DO THIS: Copy the records below line for line, leaving out the pictures.

ENTRIES PROVIDED:
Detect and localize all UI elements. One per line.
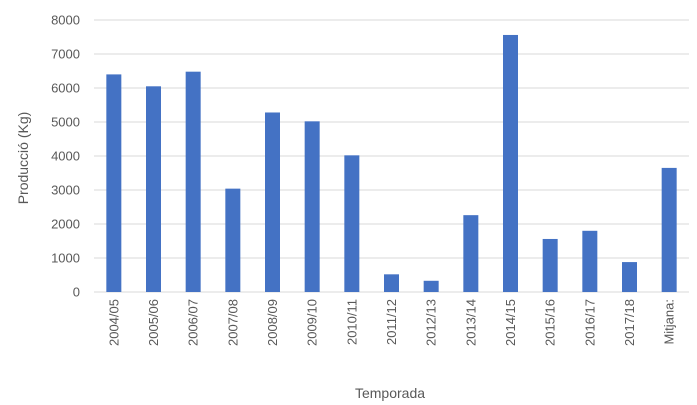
bar-Mitjana:	[661, 167, 677, 292]
bar-2009/10	[304, 121, 320, 292]
bar-2008/09	[265, 112, 280, 292]
x-tick-label: 2009/10	[305, 299, 320, 346]
bar-2012/13	[423, 280, 439, 292]
x-tick-label: 2013/14	[463, 299, 478, 346]
x-tick-label: 2017/18	[622, 299, 637, 346]
y-tick-label: 7000	[51, 47, 80, 62]
x-tick-label: 2014/15	[503, 299, 518, 346]
bar-2010/11	[344, 155, 360, 292]
bar-2004/05	[106, 74, 122, 293]
bar-2011/12	[384, 274, 399, 292]
y-tick-label: 6000	[51, 81, 80, 96]
bar-2005/06	[146, 86, 161, 292]
y-tick-label: 1000	[51, 251, 80, 266]
y-tick-label: 5000	[51, 115, 80, 130]
x-tick-label: 2007/08	[225, 299, 240, 346]
y-tick-label: 2000	[51, 217, 80, 232]
x-tick-label: 2006/07	[186, 299, 201, 346]
y-tick-label: 3000	[51, 183, 80, 198]
y-tick-label: 4000	[51, 149, 80, 164]
x-tick-label: 2010/11	[344, 299, 359, 345]
x-axis-ticks: 2004/05 2005/06 2006/07 2007/08 2008/09 2009/…	[106, 299, 676, 346]
bar-2007/08	[225, 188, 241, 292]
y-axis-ticks: 0 1000 2000 3000 4000 5000 6000 7000 8000	[51, 13, 80, 300]
gridlines	[94, 19, 689, 293]
bar-2006/07	[185, 71, 201, 293]
x-tick-label: Mitjana:	[662, 299, 677, 345]
bar-2017/18	[622, 262, 637, 292]
bar-2014/15	[503, 34, 518, 293]
x-tick-label: 2012/13	[424, 299, 439, 346]
x-tick-label: 2016/17	[582, 299, 597, 346]
x-tick-label: 2008/09	[265, 299, 280, 346]
bar-2015/16	[542, 238, 558, 292]
y-tick-label: 0	[73, 285, 80, 300]
y-axis-title: Producció (Kg)	[15, 112, 31, 205]
x-tick-label: 2015/16	[543, 299, 558, 346]
x-tick-label: 2004/05	[106, 299, 121, 346]
x-axis-title: Temporada	[355, 385, 425, 401]
x-tick-label: 2005/06	[146, 299, 161, 346]
y-tick-label: 8000	[51, 13, 80, 28]
bars	[106, 34, 677, 293]
x-tick-label: 2011/12	[384, 299, 399, 345]
bar-2016/17	[582, 230, 598, 292]
bar-2013/14	[463, 215, 479, 292]
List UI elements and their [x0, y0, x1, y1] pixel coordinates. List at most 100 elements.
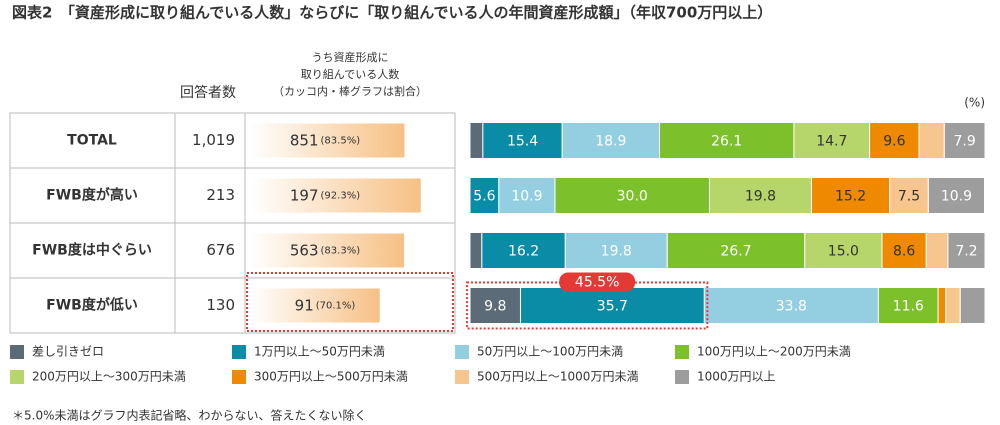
value-label: 7.9	[954, 134, 976, 150]
bar-segment	[927, 177, 985, 214]
respondents: 130	[206, 296, 235, 314]
row-label: TOTAL	[67, 133, 117, 149]
legend-label: 50万円以上～100万円未満	[477, 345, 623, 359]
pct-bar	[250, 123, 405, 158]
row-label: FWB度は中ぐらい	[32, 242, 152, 259]
bar-segment	[945, 287, 961, 324]
participants: 563 (83.3%)	[290, 241, 360, 259]
bar-segment	[869, 122, 920, 159]
bar-segment	[482, 122, 563, 159]
respondents: 1,019	[192, 131, 235, 149]
bar-segment	[564, 232, 668, 269]
bar-segment	[937, 287, 947, 324]
value-label: 26.7	[720, 244, 751, 260]
bar-segment	[925, 232, 949, 269]
value-label: 15.4	[507, 134, 538, 150]
bar-segment	[481, 232, 566, 269]
bar-segment	[469, 287, 521, 324]
value-label: 16.2	[508, 244, 539, 260]
participants-count: 197	[290, 186, 319, 204]
legend-label: 1万円以上～50万円未満	[254, 345, 385, 359]
pct-bar	[250, 288, 380, 323]
value-label: 15.0	[828, 244, 859, 260]
participants-pct: (70.1%)	[316, 301, 356, 312]
bar-segment	[469, 122, 484, 159]
participants-pct: (92.3%)	[321, 191, 361, 202]
legend-swatch	[675, 370, 689, 384]
value-label: 30.0	[617, 189, 648, 205]
bar-segment	[877, 287, 939, 324]
bar-segment	[519, 287, 705, 324]
bar-segment	[889, 177, 929, 214]
participants-pct: (83.5%)	[321, 136, 361, 147]
pct-bar	[250, 178, 421, 213]
annotation-pill	[559, 272, 636, 292]
value-label: 18.9	[595, 134, 626, 150]
column-header: （カッコ内・棒グラフは割合）	[273, 84, 427, 98]
unit-label: (%)	[964, 96, 985, 110]
participants: 91 (70.1%)	[295, 296, 356, 314]
column-header: うち資産形成に	[312, 51, 389, 64]
legend-label: 200万円以上～300万円未満	[32, 370, 186, 384]
respondents: 676	[206, 241, 235, 259]
bar-segment	[561, 122, 661, 159]
legend-swatch	[10, 370, 24, 384]
value-label: 7.2	[955, 244, 977, 260]
bar-segment	[959, 287, 986, 324]
legend-label: 1000万円以上	[697, 370, 776, 384]
value-label: 9.8	[484, 299, 506, 315]
legend-swatch	[10, 345, 24, 359]
column-header: 回答者数	[180, 84, 236, 101]
bar-segment	[810, 177, 891, 214]
column-header: 取り組んでいる人数	[301, 68, 399, 81]
value-label: 10.9	[511, 189, 542, 205]
value-label: 19.8	[745, 189, 776, 205]
value-label: 11.6	[893, 299, 924, 315]
value-label: 19.8	[601, 244, 632, 260]
legend-label: 300万円以上～500万円未満	[254, 370, 408, 384]
bar-segment	[947, 232, 986, 269]
bar-segment	[554, 177, 710, 214]
value-label: 10.9	[941, 189, 972, 205]
row-label: FWB度が低い	[46, 297, 138, 314]
bar-segment	[469, 177, 500, 214]
legend-swatch	[232, 345, 246, 359]
respondents: 213	[206, 186, 235, 204]
row-label: FWB度が高い	[46, 187, 138, 204]
participants: 851 (83.5%)	[290, 131, 360, 149]
value-label: 9.6	[883, 134, 905, 150]
pct-bar	[250, 233, 405, 268]
legend-swatch	[455, 345, 469, 359]
participants-count: 851	[290, 131, 319, 149]
value-label: 5.6	[473, 189, 495, 205]
bar-segment	[943, 122, 986, 159]
participants: 197 (92.3%)	[290, 186, 360, 204]
value-label: 14.7	[816, 134, 847, 150]
value-label: 15.2	[835, 189, 866, 205]
bar-segment	[703, 287, 879, 324]
footnote: ＊5.0%未満はグラフ内表記省略、わからない、答えたくない除く	[12, 408, 367, 423]
value-label: 33.8	[776, 299, 807, 315]
value-label: 8.6	[893, 244, 915, 260]
chart-title: 図表2 「資産形成に取り組んでいる人数」ならびに「取り組んでいる人の年間資産形成…	[12, 4, 772, 22]
legend-label: 500万円以上～1000万円未満	[477, 370, 638, 384]
participants-pct: (83.3%)	[321, 246, 361, 257]
bar-segment	[659, 122, 795, 159]
bar-segment	[881, 232, 927, 269]
legend-label: 100万円以上～200万円未満	[697, 345, 851, 359]
bar-segment	[469, 232, 483, 269]
annotation-label: 45.5%	[575, 275, 619, 291]
bar-segment	[804, 232, 883, 269]
value-label: 35.7	[597, 299, 628, 315]
legend-label: 差し引きゼロ	[32, 345, 104, 359]
value-label: 7.5	[898, 189, 920, 205]
legend-swatch	[455, 370, 469, 384]
value-label: 26.1	[711, 134, 742, 150]
participants-count: 91	[295, 296, 314, 314]
table-frame	[9, 112, 456, 334]
legend-swatch	[675, 345, 689, 359]
bar-segment	[793, 122, 871, 159]
legend-swatch	[232, 370, 246, 384]
bar-segment	[918, 122, 945, 159]
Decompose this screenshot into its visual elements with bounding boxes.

SOLUTION FOR THIS EXERCISE:
Detect and localize all UI elements. One per line.
bar-Mitjana:	[661, 167, 677, 292]
bar-2009/10	[304, 121, 320, 292]
bar-2008/09	[265, 112, 280, 292]
x-tick-label: 2009/10	[305, 299, 320, 346]
bar-2012/13	[423, 280, 439, 292]
x-tick-label: 2013/14	[463, 299, 478, 346]
x-tick-label: 2017/18	[622, 299, 637, 346]
y-tick-label: 7000	[51, 47, 80, 62]
x-tick-label: 2014/15	[503, 299, 518, 346]
bar-2010/11	[344, 155, 360, 292]
bar-2004/05	[106, 74, 122, 293]
bar-2011/12	[384, 274, 399, 292]
y-tick-label: 6000	[51, 81, 80, 96]
bar-2005/06	[146, 86, 161, 292]
y-tick-label: 1000	[51, 251, 80, 266]
y-tick-label: 5000	[51, 115, 80, 130]
x-tick-label: 2007/08	[225, 299, 240, 346]
y-tick-label: 2000	[51, 217, 80, 232]
x-tick-label: 2006/07	[186, 299, 201, 346]
y-tick-label: 3000	[51, 183, 80, 198]
y-tick-label: 4000	[51, 149, 80, 164]
x-tick-label: 2010/11	[344, 299, 359, 345]
x-axis-ticks: 2004/05 2005/06 2006/07 2007/08 2008/09 2009/…	[106, 299, 676, 346]
bar-2007/08	[225, 188, 241, 292]
y-axis-ticks: 0 1000 2000 3000 4000 5000 6000 7000 8000	[51, 13, 80, 300]
gridlines	[94, 19, 689, 293]
bar-2006/07	[185, 71, 201, 293]
x-tick-label: Mitjana:	[662, 299, 677, 345]
bar-2017/18	[622, 262, 637, 292]
bar-2014/15	[503, 34, 518, 293]
x-tick-label: 2012/13	[424, 299, 439, 346]
x-tick-label: 2016/17	[582, 299, 597, 346]
x-tick-label: 2008/09	[265, 299, 280, 346]
bar-2015/16	[542, 238, 558, 292]
y-tick-label: 0	[73, 285, 80, 300]
y-axis-title: Producció (Kg)	[15, 112, 31, 205]
x-tick-label: 2015/16	[543, 299, 558, 346]
x-tick-label: 2004/05	[106, 299, 121, 346]
x-axis-title: Temporada	[355, 385, 425, 401]
x-tick-label: 2005/06	[146, 299, 161, 346]
y-tick-label: 8000	[51, 13, 80, 28]
bars	[106, 34, 677, 293]
x-tick-label: 2011/12	[384, 299, 399, 345]
bar-2016/17	[582, 230, 598, 292]
bar-2013/14	[463, 215, 479, 292]
List UI elements and their [x0, y0, x1, y1] pixel coordinates. List at most 100 elements.
value-label: 7.9	[954, 134, 976, 150]
bar-segment	[927, 177, 985, 214]
respondents: 130	[206, 296, 235, 314]
row-label: TOTAL	[67, 133, 117, 149]
legend-label: 50万円以上～100万円未満	[477, 345, 623, 359]
pct-bar	[250, 123, 405, 158]
row-label: FWB度は中ぐらい	[32, 242, 152, 259]
bar-segment	[945, 287, 961, 324]
participants: 563 (83.3%)	[290, 241, 360, 259]
bar-segment	[869, 122, 920, 159]
bar-segment	[482, 122, 563, 159]
respondents: 1,019	[192, 131, 235, 149]
bar-segment	[564, 232, 668, 269]
bar-segment	[937, 287, 947, 324]
value-label: 26.7	[720, 244, 751, 260]
bar-segment	[925, 232, 949, 269]
value-label: 15.4	[507, 134, 538, 150]
bar-segment	[481, 232, 566, 269]
bar-segment	[469, 287, 521, 324]
value-label: 16.2	[508, 244, 539, 260]
participants-count: 197	[290, 186, 319, 204]
legend-label: 1万円以上～50万円未満	[254, 345, 385, 359]
pct-bar	[250, 288, 380, 323]
value-label: 15.0	[828, 244, 859, 260]
participants-pct: (70.1%)	[316, 301, 356, 312]
bar-segment	[469, 122, 484, 159]
participants-pct: (92.3%)	[321, 191, 361, 202]
legend-swatch	[675, 370, 689, 384]
value-label: 30.0	[617, 189, 648, 205]
bar-segment	[877, 287, 939, 324]
bar-segment	[519, 287, 705, 324]
bar-segment	[889, 177, 929, 214]
participants-pct: (83.5%)	[321, 136, 361, 147]
pct-bar	[250, 178, 421, 213]
annotation-pill	[559, 272, 636, 292]
value-label: 18.9	[595, 134, 626, 150]
column-header: （カッコ内・棒グラフは割合）	[273, 84, 427, 98]
unit-label: (%)	[964, 96, 985, 110]
participants: 91 (70.1%)	[295, 296, 356, 314]
column-header: うち資産形成に	[312, 51, 389, 64]
legend-label: 200万円以上～300万円未満	[32, 370, 186, 384]
respondents: 676	[206, 241, 235, 259]
bar-segment	[561, 122, 661, 159]
legend-swatch	[10, 370, 24, 384]
value-label: 7.2	[955, 244, 977, 260]
bar-segment	[959, 287, 986, 324]
legend-label: 1000万円以上	[697, 370, 776, 384]
value-label: 9.8	[484, 299, 506, 315]
legend-swatch	[10, 345, 24, 359]
column-header: 回答者数	[180, 84, 236, 101]
bar-segment	[810, 177, 891, 214]
column-header: 取り組んでいる人数	[301, 68, 399, 81]
value-label: 10.9	[511, 189, 542, 205]
value-label: 19.8	[745, 189, 776, 205]
value-label: 11.6	[893, 299, 924, 315]
value-label: 19.8	[601, 244, 632, 260]
legend-label: 300万円以上～500万円未満	[254, 370, 408, 384]
bar-segment	[947, 232, 986, 269]
bar-segment	[554, 177, 710, 214]
value-label: 10.9	[941, 189, 972, 205]
row-label: FWB度が低い	[46, 297, 138, 314]
bar-segment	[469, 177, 500, 214]
legend-swatch	[232, 345, 246, 359]
respondents: 213	[206, 186, 235, 204]
row-label: FWB度が高い	[46, 187, 138, 204]
participants: 851 (83.5%)	[290, 131, 360, 149]
value-label: 9.6	[883, 134, 905, 150]
pct-bar	[250, 233, 405, 268]
legend-swatch	[455, 345, 469, 359]
participants-count: 851	[290, 131, 319, 149]
value-label: 5.6	[473, 189, 495, 205]
bar-segment	[943, 122, 986, 159]
participants: 197 (92.3%)	[290, 186, 360, 204]
value-label: 14.7	[816, 134, 847, 150]
value-label: 15.2	[835, 189, 866, 205]
bar-segment	[703, 287, 879, 324]
footnote: ＊5.0%未満はグラフ内表記省略、わからない、答えたくない除く	[12, 408, 367, 423]
value-label: 33.8	[776, 299, 807, 315]
value-label: 8.6	[893, 244, 915, 260]
chart-title: 図表2 「資産形成に取り組んでいる人数」ならびに「取り組んでいる人の年間資産形成…	[12, 4, 772, 22]
legend-label: 500万円以上～1000万円未満	[477, 370, 638, 384]
participants-pct: (83.3%)	[321, 246, 361, 257]
bar-segment	[659, 122, 795, 159]
bar-segment	[881, 232, 927, 269]
legend-label: 100万円以上～200万円未満	[697, 345, 851, 359]
bar-segment	[469, 232, 483, 269]
annotation-label: 45.5%	[575, 275, 619, 291]
bar-segment	[804, 232, 883, 269]
value-label: 35.7	[597, 299, 628, 315]
legend-label: 差し引きゼロ	[32, 345, 104, 359]
value-label: 7.5	[898, 189, 920, 205]
legend-swatch	[455, 370, 469, 384]
value-label: 26.1	[711, 134, 742, 150]
participants-count: 91	[295, 296, 314, 314]
table-frame	[9, 112, 456, 334]
legend-swatch	[675, 345, 689, 359]
bar-segment	[793, 122, 871, 159]
legend-swatch	[232, 370, 246, 384]
bar-segment	[918, 122, 945, 159]
Decompose this screenshot into its visual elements with bounding boxes.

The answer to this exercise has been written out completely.